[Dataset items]

=======

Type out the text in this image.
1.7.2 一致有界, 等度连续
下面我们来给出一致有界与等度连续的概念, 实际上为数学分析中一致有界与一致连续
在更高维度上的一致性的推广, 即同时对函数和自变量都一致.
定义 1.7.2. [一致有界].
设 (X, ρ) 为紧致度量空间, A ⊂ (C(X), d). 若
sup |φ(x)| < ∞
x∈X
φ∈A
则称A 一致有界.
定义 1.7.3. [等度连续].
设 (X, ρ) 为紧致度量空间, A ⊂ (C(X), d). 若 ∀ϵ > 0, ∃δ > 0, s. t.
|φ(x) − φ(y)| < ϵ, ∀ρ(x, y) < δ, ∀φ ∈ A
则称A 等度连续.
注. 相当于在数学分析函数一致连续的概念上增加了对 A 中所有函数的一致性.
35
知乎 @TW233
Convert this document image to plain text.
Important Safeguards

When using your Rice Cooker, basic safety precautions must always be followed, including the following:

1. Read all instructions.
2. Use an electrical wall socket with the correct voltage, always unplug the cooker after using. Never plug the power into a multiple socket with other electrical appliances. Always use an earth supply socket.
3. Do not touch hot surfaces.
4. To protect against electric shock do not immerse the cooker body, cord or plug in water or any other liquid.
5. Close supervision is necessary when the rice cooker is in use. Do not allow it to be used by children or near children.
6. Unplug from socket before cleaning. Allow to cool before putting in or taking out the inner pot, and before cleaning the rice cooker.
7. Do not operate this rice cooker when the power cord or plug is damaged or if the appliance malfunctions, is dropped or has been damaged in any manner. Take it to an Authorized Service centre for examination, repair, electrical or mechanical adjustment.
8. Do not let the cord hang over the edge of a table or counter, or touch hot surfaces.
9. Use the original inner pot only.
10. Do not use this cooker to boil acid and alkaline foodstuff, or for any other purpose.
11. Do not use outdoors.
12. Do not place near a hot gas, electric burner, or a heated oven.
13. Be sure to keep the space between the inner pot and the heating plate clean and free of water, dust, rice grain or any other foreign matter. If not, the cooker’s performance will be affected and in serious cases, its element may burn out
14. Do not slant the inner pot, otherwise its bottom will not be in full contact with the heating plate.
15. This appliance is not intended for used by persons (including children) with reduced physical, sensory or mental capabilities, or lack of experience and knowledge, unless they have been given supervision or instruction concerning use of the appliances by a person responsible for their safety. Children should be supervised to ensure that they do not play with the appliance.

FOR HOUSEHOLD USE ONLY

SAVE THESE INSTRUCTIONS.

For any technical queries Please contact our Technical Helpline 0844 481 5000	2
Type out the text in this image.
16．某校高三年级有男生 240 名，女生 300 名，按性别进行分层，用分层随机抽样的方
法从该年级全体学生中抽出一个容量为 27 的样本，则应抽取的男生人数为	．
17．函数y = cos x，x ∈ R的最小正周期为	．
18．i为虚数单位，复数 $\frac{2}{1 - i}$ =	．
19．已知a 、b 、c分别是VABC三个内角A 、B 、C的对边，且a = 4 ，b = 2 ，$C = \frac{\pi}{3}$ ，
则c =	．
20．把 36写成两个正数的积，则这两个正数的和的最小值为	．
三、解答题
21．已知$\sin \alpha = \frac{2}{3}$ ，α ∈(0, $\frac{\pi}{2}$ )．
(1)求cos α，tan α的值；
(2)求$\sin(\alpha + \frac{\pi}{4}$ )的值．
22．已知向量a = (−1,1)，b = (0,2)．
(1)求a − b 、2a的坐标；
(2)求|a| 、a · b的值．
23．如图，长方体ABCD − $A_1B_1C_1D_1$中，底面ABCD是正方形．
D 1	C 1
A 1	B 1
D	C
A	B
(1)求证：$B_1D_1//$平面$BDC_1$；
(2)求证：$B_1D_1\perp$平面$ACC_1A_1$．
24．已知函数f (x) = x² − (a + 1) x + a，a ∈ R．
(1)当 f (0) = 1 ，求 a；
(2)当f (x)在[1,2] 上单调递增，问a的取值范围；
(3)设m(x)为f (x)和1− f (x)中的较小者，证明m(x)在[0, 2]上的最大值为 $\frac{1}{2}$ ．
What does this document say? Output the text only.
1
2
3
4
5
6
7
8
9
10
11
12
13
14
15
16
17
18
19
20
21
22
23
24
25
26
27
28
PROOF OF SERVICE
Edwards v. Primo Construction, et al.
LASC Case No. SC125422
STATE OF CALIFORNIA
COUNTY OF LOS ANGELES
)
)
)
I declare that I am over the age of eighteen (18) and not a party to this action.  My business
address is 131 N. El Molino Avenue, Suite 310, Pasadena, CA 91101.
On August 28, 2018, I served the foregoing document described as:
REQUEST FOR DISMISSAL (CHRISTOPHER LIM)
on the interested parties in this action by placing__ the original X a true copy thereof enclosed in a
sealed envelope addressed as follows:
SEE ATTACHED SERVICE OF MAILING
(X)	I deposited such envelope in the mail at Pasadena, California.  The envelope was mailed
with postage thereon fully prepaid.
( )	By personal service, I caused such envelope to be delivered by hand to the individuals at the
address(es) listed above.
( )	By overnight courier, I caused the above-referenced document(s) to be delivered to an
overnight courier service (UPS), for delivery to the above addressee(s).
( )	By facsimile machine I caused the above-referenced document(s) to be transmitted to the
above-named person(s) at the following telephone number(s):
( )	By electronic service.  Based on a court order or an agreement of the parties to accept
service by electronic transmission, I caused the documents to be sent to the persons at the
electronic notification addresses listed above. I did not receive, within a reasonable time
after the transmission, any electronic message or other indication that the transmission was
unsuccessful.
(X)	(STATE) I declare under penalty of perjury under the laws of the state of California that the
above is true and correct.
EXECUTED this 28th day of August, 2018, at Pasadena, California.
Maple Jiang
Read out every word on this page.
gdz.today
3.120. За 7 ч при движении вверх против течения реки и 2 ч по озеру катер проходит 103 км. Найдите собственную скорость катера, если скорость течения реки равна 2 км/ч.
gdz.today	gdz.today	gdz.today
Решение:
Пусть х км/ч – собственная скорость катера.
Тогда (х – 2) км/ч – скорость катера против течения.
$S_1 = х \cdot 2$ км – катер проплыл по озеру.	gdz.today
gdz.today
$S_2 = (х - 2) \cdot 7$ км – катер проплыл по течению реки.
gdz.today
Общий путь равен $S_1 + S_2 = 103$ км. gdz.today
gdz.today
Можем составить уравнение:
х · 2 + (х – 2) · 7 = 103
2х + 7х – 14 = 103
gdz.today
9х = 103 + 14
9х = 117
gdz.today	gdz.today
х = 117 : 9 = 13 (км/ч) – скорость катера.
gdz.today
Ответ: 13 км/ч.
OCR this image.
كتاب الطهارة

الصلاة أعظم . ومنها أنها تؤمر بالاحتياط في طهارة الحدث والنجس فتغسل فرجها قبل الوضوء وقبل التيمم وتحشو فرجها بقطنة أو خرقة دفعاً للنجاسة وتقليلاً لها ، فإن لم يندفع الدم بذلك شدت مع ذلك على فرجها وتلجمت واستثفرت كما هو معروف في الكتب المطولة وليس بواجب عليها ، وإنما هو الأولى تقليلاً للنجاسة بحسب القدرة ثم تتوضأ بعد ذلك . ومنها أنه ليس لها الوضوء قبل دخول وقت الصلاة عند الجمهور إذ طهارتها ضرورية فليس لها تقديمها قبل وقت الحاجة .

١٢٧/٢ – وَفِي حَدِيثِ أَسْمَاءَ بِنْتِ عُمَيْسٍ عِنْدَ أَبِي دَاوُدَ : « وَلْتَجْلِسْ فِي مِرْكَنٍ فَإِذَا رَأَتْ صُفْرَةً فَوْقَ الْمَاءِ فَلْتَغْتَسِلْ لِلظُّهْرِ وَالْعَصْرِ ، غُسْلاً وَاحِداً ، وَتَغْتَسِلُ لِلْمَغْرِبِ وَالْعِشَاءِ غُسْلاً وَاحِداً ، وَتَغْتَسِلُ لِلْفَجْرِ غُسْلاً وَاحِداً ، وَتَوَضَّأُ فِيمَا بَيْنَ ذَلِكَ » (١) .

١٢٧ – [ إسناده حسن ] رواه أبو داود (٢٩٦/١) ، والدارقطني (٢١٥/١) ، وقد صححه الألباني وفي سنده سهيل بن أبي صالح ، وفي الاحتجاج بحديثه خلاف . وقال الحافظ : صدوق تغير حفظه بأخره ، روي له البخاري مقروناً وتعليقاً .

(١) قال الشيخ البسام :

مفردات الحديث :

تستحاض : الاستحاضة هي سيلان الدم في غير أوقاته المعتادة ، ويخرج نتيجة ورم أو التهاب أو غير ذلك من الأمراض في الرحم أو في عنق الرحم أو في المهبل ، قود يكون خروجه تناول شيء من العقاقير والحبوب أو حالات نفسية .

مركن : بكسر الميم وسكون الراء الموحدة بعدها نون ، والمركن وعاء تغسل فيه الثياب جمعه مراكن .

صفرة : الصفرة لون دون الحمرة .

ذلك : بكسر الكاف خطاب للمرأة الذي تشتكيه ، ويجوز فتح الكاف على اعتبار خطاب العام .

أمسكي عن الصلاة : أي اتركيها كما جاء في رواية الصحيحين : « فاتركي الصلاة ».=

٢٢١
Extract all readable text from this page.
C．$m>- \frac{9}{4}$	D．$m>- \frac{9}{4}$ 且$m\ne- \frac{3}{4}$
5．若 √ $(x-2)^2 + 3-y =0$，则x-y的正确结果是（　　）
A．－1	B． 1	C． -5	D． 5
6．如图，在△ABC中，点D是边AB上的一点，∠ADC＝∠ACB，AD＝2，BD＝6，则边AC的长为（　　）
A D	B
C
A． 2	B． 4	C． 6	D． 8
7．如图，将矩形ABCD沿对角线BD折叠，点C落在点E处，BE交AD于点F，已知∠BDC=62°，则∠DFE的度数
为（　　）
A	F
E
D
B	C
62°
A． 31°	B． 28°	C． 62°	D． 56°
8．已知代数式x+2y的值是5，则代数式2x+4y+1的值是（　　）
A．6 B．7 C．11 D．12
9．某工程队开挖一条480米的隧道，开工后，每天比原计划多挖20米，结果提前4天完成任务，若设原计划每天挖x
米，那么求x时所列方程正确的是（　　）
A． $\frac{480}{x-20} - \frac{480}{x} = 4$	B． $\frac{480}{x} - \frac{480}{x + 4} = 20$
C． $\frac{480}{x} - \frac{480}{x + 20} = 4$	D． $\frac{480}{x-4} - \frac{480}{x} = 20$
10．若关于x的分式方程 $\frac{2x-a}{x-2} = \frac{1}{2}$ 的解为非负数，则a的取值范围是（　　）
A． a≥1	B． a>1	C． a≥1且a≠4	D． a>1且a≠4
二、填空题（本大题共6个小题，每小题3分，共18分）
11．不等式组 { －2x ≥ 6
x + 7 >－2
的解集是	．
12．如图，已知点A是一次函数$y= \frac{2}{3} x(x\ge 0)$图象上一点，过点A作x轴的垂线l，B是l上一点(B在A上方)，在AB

=======

= WHAT IS REQUIRED =
Every line of the records that includes the word "declare" should be gathered.

= OUTPUT OF THE EXERCISE =
I declare that I am over the age of eighteen (18) and not a party to this action.  My business
(X)	(STATE) I declare under penalty of perjury under the laws of the state of California that the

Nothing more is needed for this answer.